Written task => Search the material for the string "tests", then report how many lines hold it, with no other text.
┌─ Dataset extract
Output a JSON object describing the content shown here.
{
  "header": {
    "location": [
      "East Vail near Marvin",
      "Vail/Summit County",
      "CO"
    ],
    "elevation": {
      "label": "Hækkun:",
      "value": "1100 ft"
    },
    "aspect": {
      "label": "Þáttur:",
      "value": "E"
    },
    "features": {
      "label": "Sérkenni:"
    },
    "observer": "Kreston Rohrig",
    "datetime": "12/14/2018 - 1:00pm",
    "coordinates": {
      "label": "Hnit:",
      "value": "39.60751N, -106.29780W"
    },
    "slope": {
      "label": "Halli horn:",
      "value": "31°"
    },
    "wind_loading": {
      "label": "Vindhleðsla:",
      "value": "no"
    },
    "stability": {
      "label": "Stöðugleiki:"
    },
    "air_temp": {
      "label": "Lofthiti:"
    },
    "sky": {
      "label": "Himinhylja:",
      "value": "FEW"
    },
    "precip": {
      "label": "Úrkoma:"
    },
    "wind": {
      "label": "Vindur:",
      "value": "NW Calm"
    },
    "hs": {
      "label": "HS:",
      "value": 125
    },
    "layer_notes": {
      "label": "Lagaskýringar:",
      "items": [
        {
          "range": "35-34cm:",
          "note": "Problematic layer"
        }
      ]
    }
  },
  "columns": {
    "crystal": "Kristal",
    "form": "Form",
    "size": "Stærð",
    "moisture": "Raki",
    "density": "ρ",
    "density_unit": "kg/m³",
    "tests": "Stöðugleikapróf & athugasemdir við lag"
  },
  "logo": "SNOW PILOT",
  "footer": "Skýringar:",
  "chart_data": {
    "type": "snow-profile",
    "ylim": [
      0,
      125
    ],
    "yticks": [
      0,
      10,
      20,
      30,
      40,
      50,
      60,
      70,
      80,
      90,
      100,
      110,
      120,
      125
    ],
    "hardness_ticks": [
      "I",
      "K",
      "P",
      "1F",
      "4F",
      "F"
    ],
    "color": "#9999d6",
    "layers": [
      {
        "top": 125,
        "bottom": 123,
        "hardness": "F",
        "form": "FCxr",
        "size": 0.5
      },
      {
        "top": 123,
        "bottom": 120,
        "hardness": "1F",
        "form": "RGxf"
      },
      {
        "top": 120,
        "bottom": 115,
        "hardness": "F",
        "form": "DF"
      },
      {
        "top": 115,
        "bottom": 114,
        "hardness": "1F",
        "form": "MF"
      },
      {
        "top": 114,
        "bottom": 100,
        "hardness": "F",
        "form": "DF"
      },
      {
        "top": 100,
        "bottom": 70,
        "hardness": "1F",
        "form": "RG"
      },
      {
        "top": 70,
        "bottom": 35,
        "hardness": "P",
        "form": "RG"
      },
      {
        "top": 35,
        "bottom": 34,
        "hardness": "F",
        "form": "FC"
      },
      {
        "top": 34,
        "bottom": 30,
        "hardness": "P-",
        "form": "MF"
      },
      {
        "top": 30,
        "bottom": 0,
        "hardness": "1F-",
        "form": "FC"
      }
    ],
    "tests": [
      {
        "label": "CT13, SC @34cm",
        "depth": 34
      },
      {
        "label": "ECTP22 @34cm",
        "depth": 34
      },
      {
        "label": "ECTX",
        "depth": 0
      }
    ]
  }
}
└─
Task output => 2